(REQUEST) Repeat the listing in full. Nothing may be added or left out.

(INFORMATION GIVEN)
- - - -
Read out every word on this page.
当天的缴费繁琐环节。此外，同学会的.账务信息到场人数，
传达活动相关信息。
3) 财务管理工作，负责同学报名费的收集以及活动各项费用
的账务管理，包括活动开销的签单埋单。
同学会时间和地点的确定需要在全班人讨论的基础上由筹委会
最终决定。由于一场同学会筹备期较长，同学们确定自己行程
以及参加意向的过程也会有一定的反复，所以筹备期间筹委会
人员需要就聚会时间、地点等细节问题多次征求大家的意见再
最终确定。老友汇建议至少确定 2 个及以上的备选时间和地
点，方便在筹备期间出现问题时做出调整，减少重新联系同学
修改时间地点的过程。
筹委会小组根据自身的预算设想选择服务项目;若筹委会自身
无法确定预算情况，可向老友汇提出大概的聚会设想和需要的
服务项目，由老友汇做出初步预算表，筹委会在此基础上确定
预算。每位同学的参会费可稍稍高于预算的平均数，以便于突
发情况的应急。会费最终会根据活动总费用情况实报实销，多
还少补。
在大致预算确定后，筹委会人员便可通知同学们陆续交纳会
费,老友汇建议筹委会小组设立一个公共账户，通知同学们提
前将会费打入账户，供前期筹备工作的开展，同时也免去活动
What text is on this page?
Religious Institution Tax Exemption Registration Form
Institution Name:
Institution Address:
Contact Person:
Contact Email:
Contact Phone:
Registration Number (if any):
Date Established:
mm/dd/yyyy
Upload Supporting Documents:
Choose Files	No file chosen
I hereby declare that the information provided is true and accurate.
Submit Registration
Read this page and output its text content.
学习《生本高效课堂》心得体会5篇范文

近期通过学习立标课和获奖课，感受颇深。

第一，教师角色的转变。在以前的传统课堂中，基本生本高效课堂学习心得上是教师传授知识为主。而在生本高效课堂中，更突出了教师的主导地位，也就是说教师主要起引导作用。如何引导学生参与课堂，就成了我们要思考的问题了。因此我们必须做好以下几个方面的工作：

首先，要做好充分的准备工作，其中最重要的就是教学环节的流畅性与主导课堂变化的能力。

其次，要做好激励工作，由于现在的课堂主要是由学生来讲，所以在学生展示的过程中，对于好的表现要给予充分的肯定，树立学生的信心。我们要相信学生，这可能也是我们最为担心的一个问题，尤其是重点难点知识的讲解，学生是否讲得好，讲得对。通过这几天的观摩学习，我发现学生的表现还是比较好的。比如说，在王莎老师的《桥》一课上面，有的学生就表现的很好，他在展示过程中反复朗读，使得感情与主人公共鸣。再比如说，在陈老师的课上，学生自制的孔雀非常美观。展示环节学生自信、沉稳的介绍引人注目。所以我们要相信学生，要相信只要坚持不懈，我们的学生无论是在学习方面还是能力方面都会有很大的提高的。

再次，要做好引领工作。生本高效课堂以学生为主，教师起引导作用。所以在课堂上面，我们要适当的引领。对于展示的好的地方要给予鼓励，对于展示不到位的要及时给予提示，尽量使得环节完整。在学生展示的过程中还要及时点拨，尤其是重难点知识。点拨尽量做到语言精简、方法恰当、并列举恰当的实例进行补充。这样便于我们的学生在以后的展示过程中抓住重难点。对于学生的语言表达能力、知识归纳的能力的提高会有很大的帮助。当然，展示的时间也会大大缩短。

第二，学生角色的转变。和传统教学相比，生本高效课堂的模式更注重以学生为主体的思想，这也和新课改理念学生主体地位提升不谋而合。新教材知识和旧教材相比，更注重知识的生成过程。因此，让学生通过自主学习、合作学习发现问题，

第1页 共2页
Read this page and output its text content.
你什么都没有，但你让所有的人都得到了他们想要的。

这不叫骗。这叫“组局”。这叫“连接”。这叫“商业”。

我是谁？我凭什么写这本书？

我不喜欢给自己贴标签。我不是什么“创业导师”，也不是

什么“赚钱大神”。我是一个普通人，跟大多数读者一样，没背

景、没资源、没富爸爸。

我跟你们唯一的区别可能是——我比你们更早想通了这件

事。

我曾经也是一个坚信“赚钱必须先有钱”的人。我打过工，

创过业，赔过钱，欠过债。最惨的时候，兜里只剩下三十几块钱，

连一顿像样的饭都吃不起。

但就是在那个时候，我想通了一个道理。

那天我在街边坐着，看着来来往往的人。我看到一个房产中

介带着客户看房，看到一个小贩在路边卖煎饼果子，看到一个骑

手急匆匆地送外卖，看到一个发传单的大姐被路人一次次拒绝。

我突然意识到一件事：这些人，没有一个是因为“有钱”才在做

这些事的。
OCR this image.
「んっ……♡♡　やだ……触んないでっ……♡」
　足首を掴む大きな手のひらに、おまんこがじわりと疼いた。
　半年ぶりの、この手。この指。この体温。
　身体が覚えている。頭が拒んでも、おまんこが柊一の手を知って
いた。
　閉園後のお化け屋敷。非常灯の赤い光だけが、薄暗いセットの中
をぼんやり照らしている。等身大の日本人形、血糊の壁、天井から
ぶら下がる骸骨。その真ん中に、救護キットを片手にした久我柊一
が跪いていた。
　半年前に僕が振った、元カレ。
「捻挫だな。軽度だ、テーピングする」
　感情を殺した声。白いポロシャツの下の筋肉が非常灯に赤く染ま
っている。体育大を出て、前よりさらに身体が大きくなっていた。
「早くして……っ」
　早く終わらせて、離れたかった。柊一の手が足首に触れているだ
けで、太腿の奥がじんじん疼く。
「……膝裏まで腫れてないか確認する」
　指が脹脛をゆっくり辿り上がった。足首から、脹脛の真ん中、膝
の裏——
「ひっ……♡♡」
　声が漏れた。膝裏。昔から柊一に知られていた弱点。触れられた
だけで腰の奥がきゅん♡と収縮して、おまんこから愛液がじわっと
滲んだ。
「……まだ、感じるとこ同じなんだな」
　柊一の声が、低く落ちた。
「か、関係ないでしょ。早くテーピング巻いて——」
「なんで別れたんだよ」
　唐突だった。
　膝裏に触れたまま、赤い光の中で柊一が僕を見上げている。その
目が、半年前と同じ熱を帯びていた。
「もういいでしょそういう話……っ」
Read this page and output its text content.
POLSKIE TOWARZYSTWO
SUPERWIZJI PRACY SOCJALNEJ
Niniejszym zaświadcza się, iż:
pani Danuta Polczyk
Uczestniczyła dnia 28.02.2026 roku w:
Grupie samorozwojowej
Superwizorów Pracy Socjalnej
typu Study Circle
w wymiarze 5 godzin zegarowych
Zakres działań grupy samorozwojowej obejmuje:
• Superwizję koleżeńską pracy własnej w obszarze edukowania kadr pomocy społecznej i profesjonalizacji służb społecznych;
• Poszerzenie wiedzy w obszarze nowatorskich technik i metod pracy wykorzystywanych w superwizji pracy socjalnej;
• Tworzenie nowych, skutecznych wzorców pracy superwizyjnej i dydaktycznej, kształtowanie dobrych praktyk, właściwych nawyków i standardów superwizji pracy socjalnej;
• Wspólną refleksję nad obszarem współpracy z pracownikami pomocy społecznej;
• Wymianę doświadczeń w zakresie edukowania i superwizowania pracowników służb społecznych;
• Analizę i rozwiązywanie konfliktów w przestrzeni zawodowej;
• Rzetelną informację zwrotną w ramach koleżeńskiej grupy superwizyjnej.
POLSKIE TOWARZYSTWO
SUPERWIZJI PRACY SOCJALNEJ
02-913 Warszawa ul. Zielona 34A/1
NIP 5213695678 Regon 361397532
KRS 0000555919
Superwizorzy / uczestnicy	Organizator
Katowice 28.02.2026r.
- - - -
(THE SOLUTION)
Read out every word on this page.
当天的缴费繁琐环节。此外，同学会的.账务信息到场人数，
传达活动相关信息。
3) 财务管理工作，负责同学报名费的收集以及活动各项费用
的账务管理，包括活动开销的签单埋单。
同学会时间和地点的确定需要在全班人讨论的基础上由筹委会
最终决定。由于一场同学会筹备期较长，同学们确定自己行程
以及参加意向的过程也会有一定的反复，所以筹备期间筹委会
人员需要就聚会时间、地点等细节问题多次征求大家的意见再
最终确定。老友汇建议至少确定 2 个及以上的备选时间和地
点，方便在筹备期间出现问题时做出调整，减少重新联系同学
修改时间地点的过程。
筹委会小组根据自身的预算设想选择服务项目;若筹委会自身
无法确定预算情况，可向老友汇提出大概的聚会设想和需要的
服务项目，由老友汇做出初步预算表，筹委会在此基础上确定
预算。每位同学的参会费可稍稍高于预算的平均数，以便于突
发情况的应急。会费最终会根据活动总费用情况实报实销，多
还少补。
在大致预算确定后，筹委会人员便可通知同学们陆续交纳会
费,老友汇建议筹委会小组设立一个公共账户，通知同学们提
前将会费打入账户，供前期筹备工作的开展，同时也免去活动
What text is on this page?
Religious Institution Tax Exemption Registration Form
Institution Name:
Institution Address:
Contact Person:
Contact Email:
Contact Phone:
Registration Number (if any):
Date Established:
mm/dd/yyyy
Upload Supporting Documents:
Choose Files	No file chosen
I hereby declare that the information provided is true and accurate.
Submit Registration
Read this page and output its text content.
学习《生本高效课堂》心得体会5篇范文

近期通过学习立标课和获奖课，感受颇深。

第一，教师角色的转变。在以前的传统课堂中，基本生本高效课堂学习心得上是教师传授知识为主。而在生本高效课堂中，更突出了教师的主导地位，也就是说教师主要起引导作用。如何引导学生参与课堂，就成了我们要思考的问题了。因此我们必须做好以下几个方面的工作：

首先，要做好充分的准备工作，其中最重要的就是教学环节的流畅性与主导课堂变化的能力。

其次，要做好激励工作，由于现在的课堂主要是由学生来讲，所以在学生展示的过程中，对于好的表现要给予充分的肯定，树立学生的信心。我们要相信学生，这可能也是我们最为担心的一个问题，尤其是重点难点知识的讲解，学生是否讲得好，讲得对。通过这几天的观摩学习，我发现学生的表现还是比较好的。比如说，在王莎老师的《桥》一课上面，有的学生就表现的很好，他在展示过程中反复朗读，使得感情与主人公共鸣。再比如说，在陈老师的课上，学生自制的孔雀非常美观。展示环节学生自信、沉稳的介绍引人注目。所以我们要相信学生，要相信只要坚持不懈，我们的学生无论是在学习方面还是能力方面都会有很大的提高的。

再次，要做好引领工作。生本高效课堂以学生为主，教师起引导作用。所以在课堂上面，我们要适当的引领。对于展示的好的地方要给予鼓励，对于展示不到位的要及时给予提示，尽量使得环节完整。在学生展示的过程中还要及时点拨，尤其是重难点知识。点拨尽量做到语言精简、方法恰当、并列举恰当的实例进行补充。这样便于我们的学生在以后的展示过程中抓住重难点。对于学生的语言表达能力、知识归纳的能力的提高会有很大的帮助。当然，展示的时间也会大大缩短。

第二，学生角色的转变。和传统教学相比，生本高效课堂的模式更注重以学生为主体的思想，这也和新课改理念学生主体地位提升不谋而合。新教材知识和旧教材相比，更注重知识的生成过程。因此，让学生通过自主学习、合作学习发现问题，

第1页 共2页
Read this page and output its text content.
你什么都没有，但你让所有的人都得到了他们想要的。

这不叫骗。这叫“组局”。这叫“连接”。这叫“商业”。

我是谁？我凭什么写这本书？

我不喜欢给自己贴标签。我不是什么“创业导师”，也不是

什么“赚钱大神”。我是一个普通人，跟大多数读者一样，没背

景、没资源、没富爸爸。

我跟你们唯一的区别可能是——我比你们更早想通了这件

事。

我曾经也是一个坚信“赚钱必须先有钱”的人。我打过工，

创过业，赔过钱，欠过债。最惨的时候，兜里只剩下三十几块钱，

连一顿像样的饭都吃不起。

但就是在那个时候，我想通了一个道理。

那天我在街边坐着，看着来来往往的人。我看到一个房产中

介带着客户看房，看到一个小贩在路边卖煎饼果子，看到一个骑

手急匆匆地送外卖，看到一个发传单的大姐被路人一次次拒绝。

我突然意识到一件事：这些人，没有一个是因为“有钱”才在做

这些事的。
OCR this image.
「んっ……♡♡　やだ……触んないでっ……♡」
　足首を掴む大きな手のひらに、おまんこがじわりと疼いた。
　半年ぶりの、この手。この指。この体温。
　身体が覚えている。頭が拒んでも、おまんこが柊一の手を知って
いた。
　閉園後のお化け屋敷。非常灯の赤い光だけが、薄暗いセットの中
をぼんやり照らしている。等身大の日本人形、血糊の壁、天井から
ぶら下がる骸骨。その真ん中に、救護キットを片手にした久我柊一
が跪いていた。
　半年前に僕が振った、元カレ。
「捻挫だな。軽度だ、テーピングする」
　感情を殺した声。白いポロシャツの下の筋肉が非常灯に赤く染ま
っている。体育大を出て、前よりさらに身体が大きくなっていた。
「早くして……っ」
　早く終わらせて、離れたかった。柊一の手が足首に触れているだ
けで、太腿の奥がじんじん疼く。
「……膝裏まで腫れてないか確認する」
　指が脹脛をゆっくり辿り上がった。足首から、脹脛の真ん中、膝
の裏——
「ひっ……♡♡」
　声が漏れた。膝裏。昔から柊一に知られていた弱点。触れられた
だけで腰の奥がきゅん♡と収縮して、おまんこから愛液がじわっと
滲んだ。
「……まだ、感じるとこ同じなんだな」
　柊一の声が、低く落ちた。
「か、関係ないでしょ。早くテーピング巻いて——」
「なんで別れたんだよ」
　唐突だった。
　膝裏に触れたまま、赤い光の中で柊一が僕を見上げている。その
目が、半年前と同じ熱を帯びていた。
「もういいでしょそういう話……っ」
Read this page and output its text content.
POLSKIE TOWARZYSTWO
SUPERWIZJI PRACY SOCJALNEJ
Niniejszym zaświadcza się, iż:
pani Danuta Polczyk
Uczestniczyła dnia 28.02.2026 roku w:
Grupie samorozwojowej
Superwizorów Pracy Socjalnej
typu Study Circle
w wymiarze 5 godzin zegarowych
Zakres działań grupy samorozwojowej obejmuje:
• Superwizję koleżeńską pracy własnej w obszarze edukowania kadr pomocy społecznej i profesjonalizacji służb społecznych;
• Poszerzenie wiedzy w obszarze nowatorskich technik i metod pracy wykorzystywanych w superwizji pracy socjalnej;
• Tworzenie nowych, skutecznych wzorców pracy superwizyjnej i dydaktycznej, kształtowanie dobrych praktyk, właściwych nawyków i standardów superwizji pracy socjalnej;
• Wspólną refleksję nad obszarem współpracy z pracownikami pomocy społecznej;
• Wymianę doświadczeń w zakresie edukowania i superwizowania pracowników służb społecznych;
• Analizę i rozwiązywanie konfliktów w przestrzeni zawodowej;
• Rzetelną informację zwrotną w ramach koleżeńskiej grupy superwizyjnej.
POLSKIE TOWARZYSTWO
SUPERWIZJI PRACY SOCJALNEJ
02-913 Warszawa ul. Zielona 34A/1
NIP 5213695678 Regon 361397532
KRS 0000555919
Superwizorzy / uczestnicy	Organizator
Katowice 28.02.2026r.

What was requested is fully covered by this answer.